Extract the text of every entry below exactly; leave images out.
--- START Records for this exercise ---
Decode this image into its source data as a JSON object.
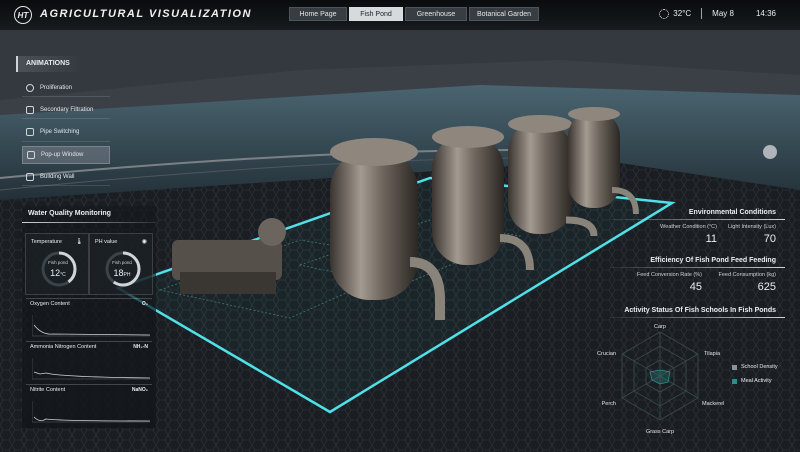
{
  "app": {
    "title": "AGRICULTURAL VISUALIZATION",
    "logo": "HT"
  },
  "tabs": [
    {
      "label": "Home Page",
      "active": false
    },
    {
      "label": "Fish Pond",
      "active": true
    },
    {
      "label": "Greenhouse",
      "active": false
    },
    {
      "label": "Botanical Garden",
      "active": false
    }
  ],
  "status": {
    "weather_icon": "sun-icon",
    "temperature": "32°C",
    "date": "May 8",
    "time": "14:36"
  },
  "animations": {
    "header": "ANIMATIONS",
    "items": [
      {
        "label": "Proliferation",
        "selected": false
      },
      {
        "label": "Secondary Filtration",
        "selected": false
      },
      {
        "label": "Pipe Switching",
        "selected": false
      },
      {
        "label": "Pop-up Window",
        "selected": true
      },
      {
        "label": "Building Wall",
        "selected": false
      }
    ]
  },
  "water_quality": {
    "title": "Water Quality Monitoring",
    "temperature": {
      "label": "Temperature",
      "sub": "Fish pond",
      "value": "12",
      "unit": "°C"
    },
    "ph": {
      "label": "PH value",
      "sub": "Fish pond",
      "value": "18",
      "unit": "PH"
    },
    "charts": [
      {
        "label": "Oxygen Content",
        "unit": "O₂"
      },
      {
        "label": "Ammonia Nitrogen Content",
        "unit": "NH₃-N"
      },
      {
        "label": "Nitrite Content",
        "unit": "NaNO₂"
      }
    ]
  },
  "environment": {
    "title": "Environmental Conditions",
    "weather_label": "Weather Condition (°C)",
    "weather_value": "11",
    "light_label": "Light Intensity (Lux)",
    "light_value": "70"
  },
  "feeding": {
    "title": "Efficiency Of Fish Pond Feed Feeding",
    "fcr_label": "Feed Conversion Rate (%)",
    "fcr_value": "45",
    "consumption_label": "Feed Consumption (kg)",
    "consumption_value": "625"
  },
  "activity": {
    "title": "Activity Status Of Fish Schools In Fish Ponds",
    "axes": [
      "Carp",
      "Tilapia",
      "Mackerel",
      "Grass Carp",
      "Perch",
      "Crucian"
    ],
    "legend": [
      {
        "name": "School Density",
        "color": "#8a9299"
      },
      {
        "name": "Meal Activity",
        "color": "#2a8f8a"
      }
    ]
  },
  "colors": {
    "accent": "#4fe0e8",
    "panel": "#12161a"
  }
}
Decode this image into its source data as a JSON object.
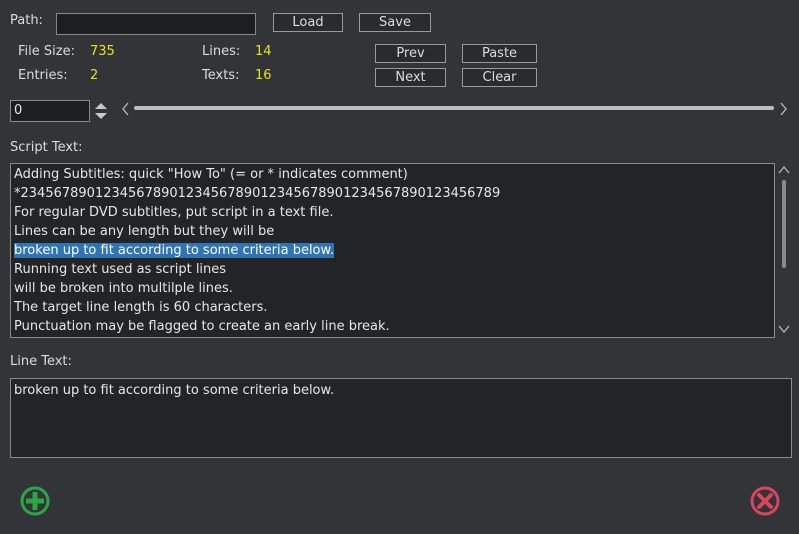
{
  "path": {
    "label": "Path:",
    "value": ""
  },
  "buttons": {
    "load": "Load",
    "save": "Save",
    "prev": "Prev",
    "paste": "Paste",
    "next": "Next",
    "clear": "Clear"
  },
  "stats": {
    "file_size_label": "File Size:",
    "file_size": "735",
    "lines_label": "Lines:",
    "lines": "14",
    "entries_label": "Entries:",
    "entries": "2",
    "texts_label": "Texts:",
    "texts": "16"
  },
  "position": {
    "spin_value": "0",
    "slider_fraction": 0
  },
  "script": {
    "label": "Script Text:",
    "lines": [
      "Adding Subtitles: quick \"How To\" (= or * indicates comment)",
      "*234567890123456789012345678901234567890123456789012345678​9",
      "For regular DVD subtitles, put script in a text file.",
      "Lines can be any length but they will be",
      "broken up to fit according to some criteria below.",
      "Running text used as script lines",
      "will be broken into multilple lines.",
      "The target line length is 60 characters.",
      "Punctuation may be flagged to create an early line break."
    ],
    "selected_line": 4
  },
  "line_text": {
    "label": "Line Text:",
    "value": "broken up to fit according to some criteria below."
  },
  "colors": {
    "accent_add": "#29a845",
    "accent_delete": "#d9455d",
    "selection": "#2f74b3",
    "value_yellow": "#e8e21a"
  }
}
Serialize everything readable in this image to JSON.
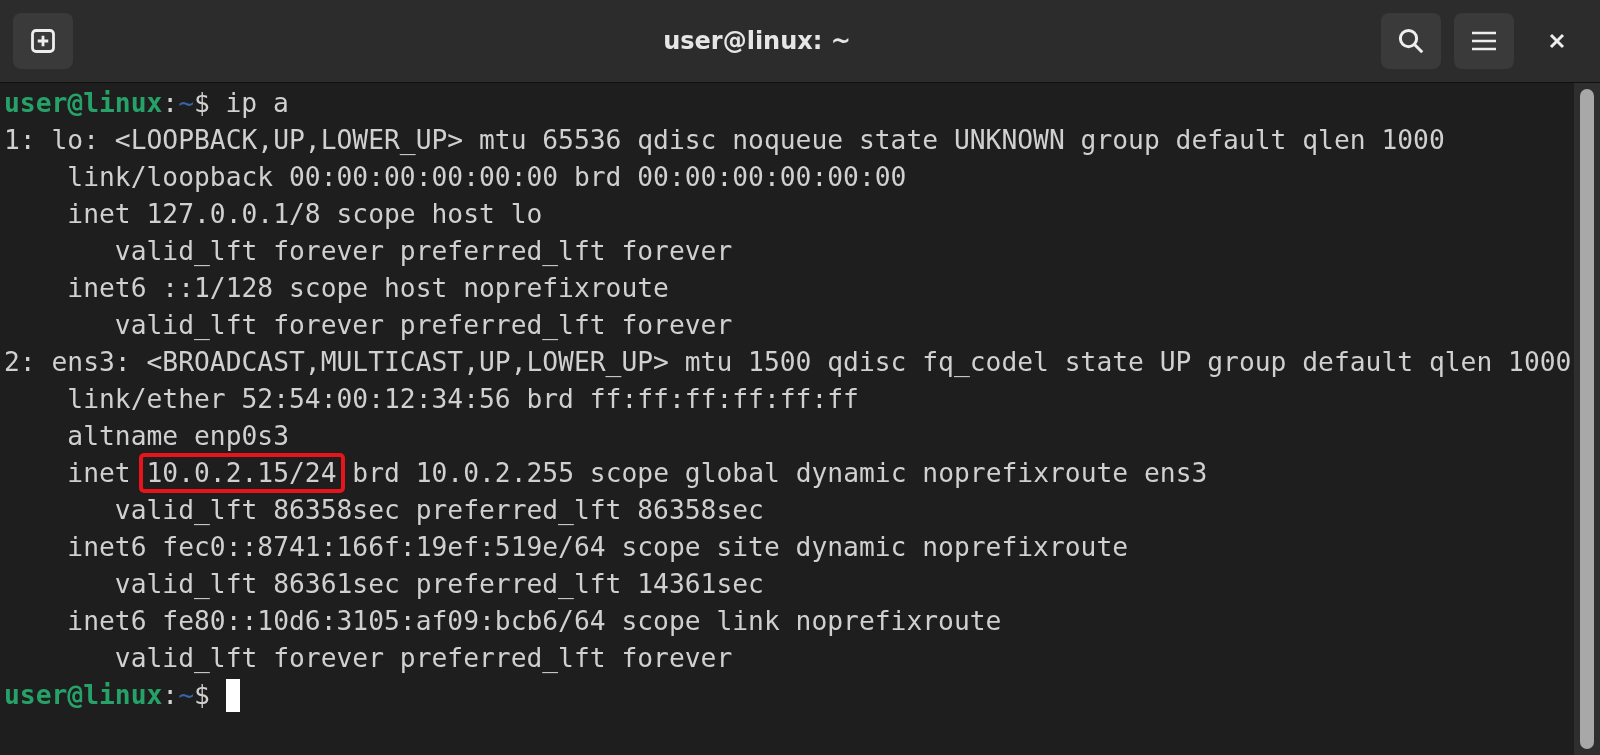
--- END Records for this exercise ---
Answer to the task:
Decode this image into its source data as a JSON object.
{
  "app": {
    "title": "AGRICULTURAL VISUALIZATION",
    "logo": "HT"
  },
  "tabs": [
    {
      "label": "Home Page",
      "active": false
    },
    {
      "label": "Fish Pond",
      "active": true
    },
    {
      "label": "Greenhouse",
      "active": false
    },
    {
      "label": "Botanical Garden",
      "active": false
    }
  ],
  "status": {
    "weather_icon": "sun-icon",
    "temperature": "32°C",
    "date": "May 8",
    "time": "14:36"
  },
  "animations": {
    "header": "ANIMATIONS",
    "items": [
      {
        "label": "Proliferation",
        "selected": false
      },
      {
        "label": "Secondary Filtration",
        "selected": false
      },
      {
        "label": "Pipe Switching",
        "selected": false
      },
      {
        "label": "Pop-up Window",
        "selected": true
      },
      {
        "label": "Building Wall",
        "selected": false
      }
    ]
  },
  "water_quality": {
    "title": "Water Quality Monitoring",
    "temperature": {
      "label": "Temperature",
      "sub": "Fish pond",
      "value": "12",
      "unit": "°C"
    },
    "ph": {
      "label": "PH value",
      "sub": "Fish pond",
      "value": "18",
      "unit": "PH"
    },
    "charts": [
      {
        "label": "Oxygen Content",
        "unit": "O₂"
      },
      {
        "label": "Ammonia Nitrogen Content",
        "unit": "NH₃-N"
      },
      {
        "label": "Nitrite Content",
        "unit": "NaNO₂"
      }
    ]
  },
  "environment": {
    "title": "Environmental Conditions",
    "weather_label": "Weather Condition (°C)",
    "weather_value": "11",
    "light_label": "Light Intensity (Lux)",
    "light_value": "70"
  },
  "feeding": {
    "title": "Efficiency Of Fish Pond Feed Feeding",
    "fcr_label": "Feed Conversion Rate (%)",
    "fcr_value": "45",
    "consumption_label": "Feed Consumption (kg)",
    "consumption_value": "625"
  },
  "activity": {
    "title": "Activity Status Of Fish Schools In Fish Ponds",
    "axes": [
      "Carp",
      "Tilapia",
      "Mackerel",
      "Grass Carp",
      "Perch",
      "Crucian"
    ],
    "legend": [
      {
        "name": "School Density",
        "color": "#8a9299"
      },
      {
        "name": "Meal Activity",
        "color": "#2a8f8a"
      }
    ]
  },
  "colors": {
    "accent": "#4fe0e8",
    "panel": "#12161a"
  }
}
Decode this image into its source data as a JSON object.
{
  "path": {
    "label": "Path:",
    "value": ""
  },
  "buttons": {
    "load": "Load",
    "save": "Save",
    "prev": "Prev",
    "paste": "Paste",
    "next": "Next",
    "clear": "Clear"
  },
  "stats": {
    "file_size_label": "File Size:",
    "file_size": "735",
    "lines_label": "Lines:",
    "lines": "14",
    "entries_label": "Entries:",
    "entries": "2",
    "texts_label": "Texts:",
    "texts": "16"
  },
  "position": {
    "spin_value": "0",
    "slider_fraction": 0
  },
  "script": {
    "label": "Script Text:",
    "lines": [
      "Adding Subtitles: quick \"How To\" (= or * indicates comment)",
      "*234567890123456789012345678901234567890123456789012345678​9",
      "For regular DVD subtitles, put script in a text file.",
      "Lines can be any length but they will be",
      "broken up to fit according to some criteria below.",
      "Running text used as script lines",
      "will be broken into multilple lines.",
      "The target line length is 60 characters.",
      "Punctuation may be flagged to create an early line break."
    ],
    "selected_line": 4
  },
  "line_text": {
    "label": "Line Text:",
    "value": "broken up to fit according to some criteria below."
  },
  "colors": {
    "accent_add": "#29a845",
    "accent_delete": "#d9455d",
    "selection": "#2f74b3",
    "value_yellow": "#e8e21a"
  }
}
Serialize everything readable in this image to JSON.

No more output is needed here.